• PROVIDED DATA:
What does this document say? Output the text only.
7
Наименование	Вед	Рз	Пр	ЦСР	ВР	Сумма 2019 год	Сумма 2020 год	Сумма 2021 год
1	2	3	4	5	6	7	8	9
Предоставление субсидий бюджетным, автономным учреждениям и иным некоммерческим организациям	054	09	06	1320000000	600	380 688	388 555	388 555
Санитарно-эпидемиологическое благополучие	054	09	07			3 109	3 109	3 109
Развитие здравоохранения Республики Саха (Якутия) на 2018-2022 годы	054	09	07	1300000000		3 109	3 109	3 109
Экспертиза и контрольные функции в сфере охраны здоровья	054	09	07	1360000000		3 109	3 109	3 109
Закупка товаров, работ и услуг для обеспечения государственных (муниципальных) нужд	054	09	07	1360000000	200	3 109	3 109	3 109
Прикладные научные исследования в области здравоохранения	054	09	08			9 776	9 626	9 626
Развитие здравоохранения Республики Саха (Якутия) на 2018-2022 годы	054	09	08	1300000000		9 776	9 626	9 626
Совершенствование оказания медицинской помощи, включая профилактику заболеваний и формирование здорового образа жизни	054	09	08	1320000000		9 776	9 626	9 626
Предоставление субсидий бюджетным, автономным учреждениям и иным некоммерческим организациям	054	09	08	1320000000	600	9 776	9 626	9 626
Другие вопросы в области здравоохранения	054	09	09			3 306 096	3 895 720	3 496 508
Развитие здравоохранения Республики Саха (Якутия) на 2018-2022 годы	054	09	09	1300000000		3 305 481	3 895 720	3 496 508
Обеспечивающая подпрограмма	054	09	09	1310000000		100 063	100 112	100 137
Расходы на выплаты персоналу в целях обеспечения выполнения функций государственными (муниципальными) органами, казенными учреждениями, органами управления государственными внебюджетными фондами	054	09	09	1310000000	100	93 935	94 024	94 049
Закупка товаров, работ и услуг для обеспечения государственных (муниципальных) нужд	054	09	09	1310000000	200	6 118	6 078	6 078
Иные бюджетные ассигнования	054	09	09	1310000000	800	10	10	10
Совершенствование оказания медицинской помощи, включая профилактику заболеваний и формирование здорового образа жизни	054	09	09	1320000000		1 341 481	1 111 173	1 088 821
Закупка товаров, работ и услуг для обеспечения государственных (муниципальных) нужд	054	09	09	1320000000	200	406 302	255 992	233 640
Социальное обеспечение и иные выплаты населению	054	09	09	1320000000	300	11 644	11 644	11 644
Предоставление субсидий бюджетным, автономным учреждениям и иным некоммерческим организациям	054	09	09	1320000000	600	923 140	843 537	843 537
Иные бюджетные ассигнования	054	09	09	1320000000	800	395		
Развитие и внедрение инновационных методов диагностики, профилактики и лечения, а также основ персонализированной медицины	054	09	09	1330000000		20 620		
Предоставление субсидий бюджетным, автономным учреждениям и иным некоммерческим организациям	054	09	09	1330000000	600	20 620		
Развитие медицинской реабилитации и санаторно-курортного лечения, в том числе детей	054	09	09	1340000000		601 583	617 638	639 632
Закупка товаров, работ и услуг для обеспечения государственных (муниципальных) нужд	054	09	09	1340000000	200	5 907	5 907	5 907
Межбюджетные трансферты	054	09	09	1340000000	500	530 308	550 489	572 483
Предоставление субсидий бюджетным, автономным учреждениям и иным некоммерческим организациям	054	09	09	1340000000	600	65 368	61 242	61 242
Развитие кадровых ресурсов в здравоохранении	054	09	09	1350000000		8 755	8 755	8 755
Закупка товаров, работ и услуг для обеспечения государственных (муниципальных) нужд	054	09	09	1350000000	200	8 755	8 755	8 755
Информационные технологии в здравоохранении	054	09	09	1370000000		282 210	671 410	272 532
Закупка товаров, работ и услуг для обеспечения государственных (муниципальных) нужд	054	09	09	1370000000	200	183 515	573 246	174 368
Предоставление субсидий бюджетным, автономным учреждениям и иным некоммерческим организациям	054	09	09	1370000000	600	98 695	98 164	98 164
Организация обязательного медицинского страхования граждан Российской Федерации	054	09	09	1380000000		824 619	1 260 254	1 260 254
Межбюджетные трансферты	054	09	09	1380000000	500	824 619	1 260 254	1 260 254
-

• WHAT IS NEEDED: Within the data above, pick out all lines holding the word "Межбюджетные".

• WRITTEN REPLY:
Межбюджетные трансферты	054	09	09	1340000000	500	530 308	550 489	572 483
Межбюджетные трансферты	054	09	09	1380000000	500	824 619	1 260 254	1 260 254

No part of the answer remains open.